INSTRUCTIONS TO FOLLOW. Set the listing down again exactly, please, apart from its pictures.

[Stored data]

+++++

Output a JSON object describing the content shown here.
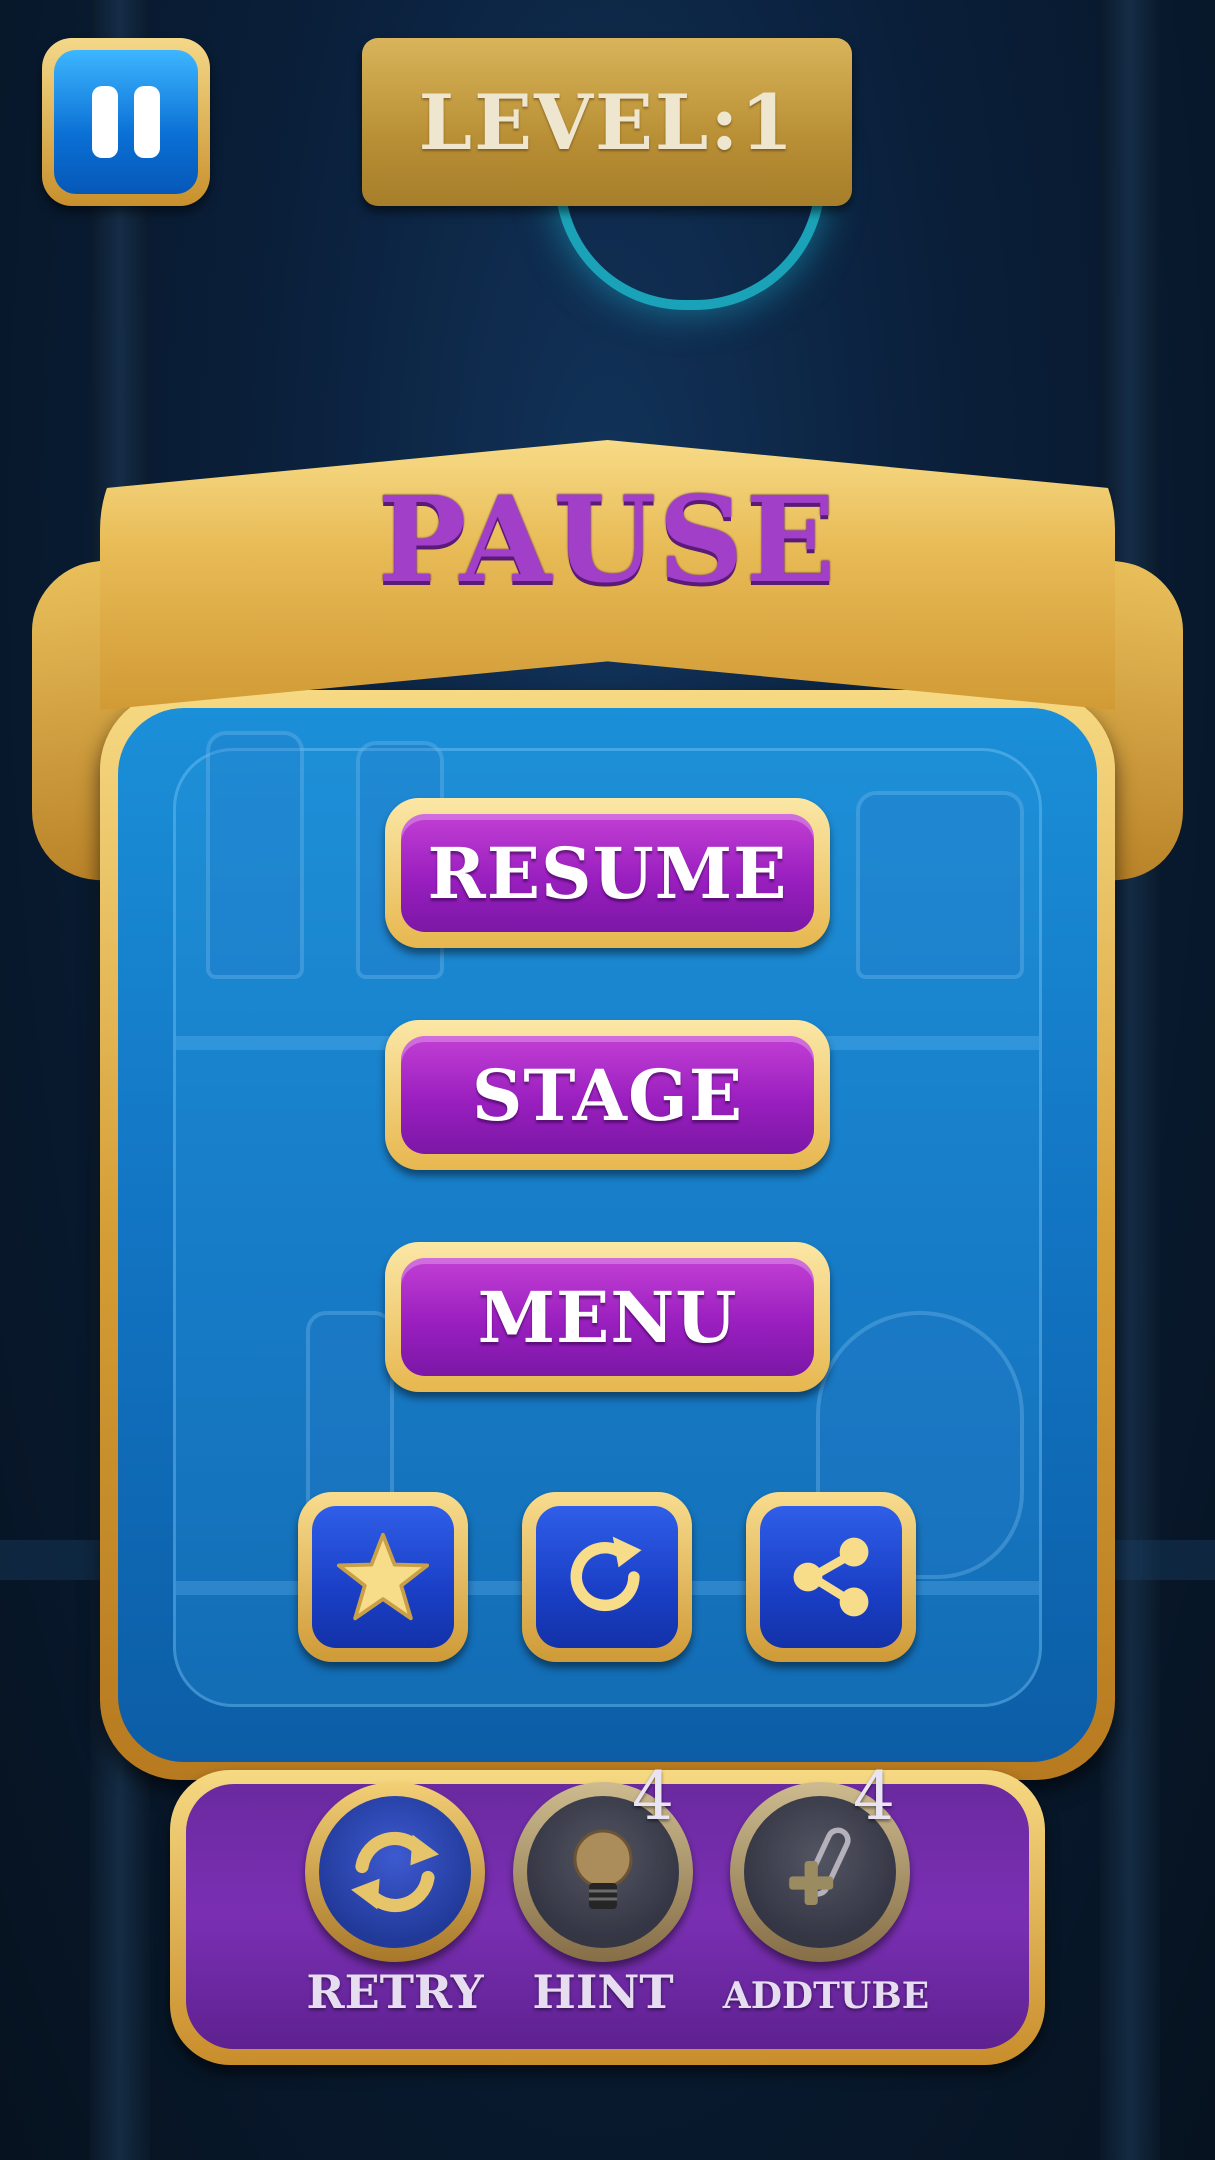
{
  "hud": {
    "level_text": "LEVEL:1"
  },
  "pause_panel": {
    "title": "PAUSE",
    "buttons": [
      "RESUME",
      "STAGE",
      "MENU"
    ],
    "icon_buttons": [
      "star-icon",
      "restart-icon",
      "share-icon"
    ]
  },
  "tray": {
    "items": [
      {
        "label": "RETRY",
        "icon": "retry-icon",
        "count": ""
      },
      {
        "label": "HINT",
        "icon": "lightbulb-icon",
        "count": "4"
      },
      {
        "label": "ADDTUBE",
        "icon": "add-tube-icon",
        "count": "4"
      }
    ]
  },
  "colors": {
    "gold": "#e8bb56",
    "purple": "#9a1fbf",
    "blue": "#1a3fc6",
    "title_purple": "#a23fc9"
  }
}
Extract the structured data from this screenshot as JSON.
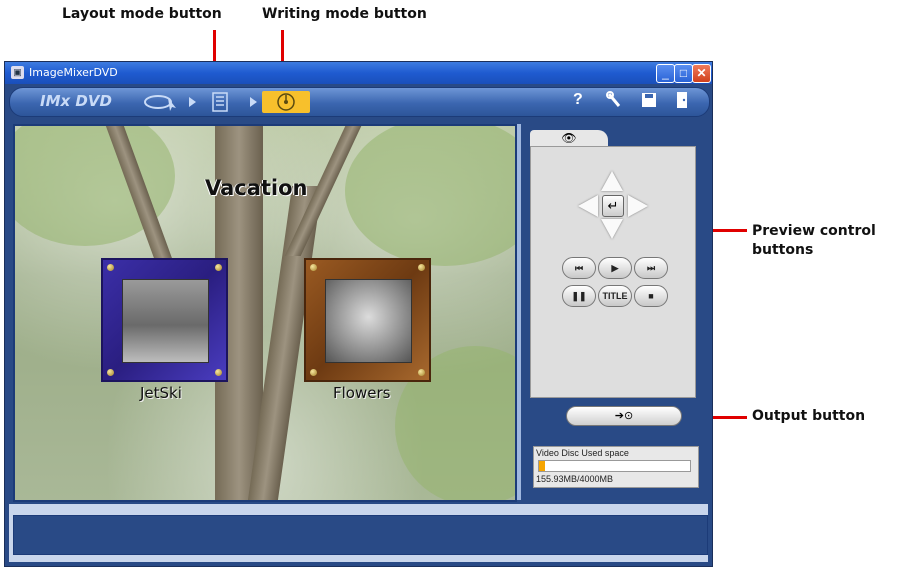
{
  "callouts": {
    "layout_mode": "Layout mode button",
    "writing_mode": "Writing mode button",
    "preview_controls_line1": "Preview control",
    "preview_controls_line2": "buttons",
    "output": "Output button"
  },
  "window": {
    "title": "ImageMixerDVD",
    "logo": "IMx DVD"
  },
  "toolbar": {
    "right_icons": [
      "help-icon",
      "wrench-icon",
      "save-icon",
      "door-exit-icon"
    ]
  },
  "menu": {
    "title": "Vacation",
    "items": [
      {
        "label": "JetSki"
      },
      {
        "label": "Flowers"
      }
    ]
  },
  "preview": {
    "tab_icon": "eye-icon",
    "buttons": [
      "previous-chapter",
      "play",
      "next-chapter",
      "pause",
      "TITLE",
      "stop"
    ],
    "title_label": "TITLE"
  },
  "disc": {
    "label": "Video Disc  Used space",
    "used_text": "155.93MB/4000MB",
    "used_fraction": 0.039
  },
  "colors": {
    "window_bg": "#294a86",
    "highlight": "#f7c02c",
    "callout_line": "#e00000"
  }
}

+++++

FULL ANSWER.
Output a JSON object describing the content shown here.
{
  "hud": {
    "level_text": "LEVEL:1"
  },
  "pause_panel": {
    "title": "PAUSE",
    "buttons": [
      "RESUME",
      "STAGE",
      "MENU"
    ],
    "icon_buttons": [
      "star-icon",
      "restart-icon",
      "share-icon"
    ]
  },
  "tray": {
    "items": [
      {
        "label": "RETRY",
        "icon": "retry-icon",
        "count": ""
      },
      {
        "label": "HINT",
        "icon": "lightbulb-icon",
        "count": "4"
      },
      {
        "label": "ADDTUBE",
        "icon": "add-tube-icon",
        "count": "4"
      }
    ]
  },
  "colors": {
    "gold": "#e8bb56",
    "purple": "#9a1fbf",
    "blue": "#1a3fc6",
    "title_purple": "#a23fc9"
  }
}
Extract the structured data from this screenshot as JSON.
{
  "callouts": {
    "layout_mode": "Layout mode button",
    "writing_mode": "Writing mode button",
    "preview_controls_line1": "Preview control",
    "preview_controls_line2": "buttons",
    "output": "Output button"
  },
  "window": {
    "title": "ImageMixerDVD",
    "logo": "IMx DVD"
  },
  "toolbar": {
    "right_icons": [
      "help-icon",
      "wrench-icon",
      "save-icon",
      "door-exit-icon"
    ]
  },
  "menu": {
    "title": "Vacation",
    "items": [
      {
        "label": "JetSki"
      },
      {
        "label": "Flowers"
      }
    ]
  },
  "preview": {
    "tab_icon": "eye-icon",
    "buttons": [
      "previous-chapter",
      "play",
      "next-chapter",
      "pause",
      "TITLE",
      "stop"
    ],
    "title_label": "TITLE"
  },
  "disc": {
    "label": "Video Disc  Used space",
    "used_text": "155.93MB/4000MB",
    "used_fraction": 0.039
  },
  "colors": {
    "window_bg": "#294a86",
    "highlight": "#f7c02c",
    "callout_line": "#e00000"
  }
}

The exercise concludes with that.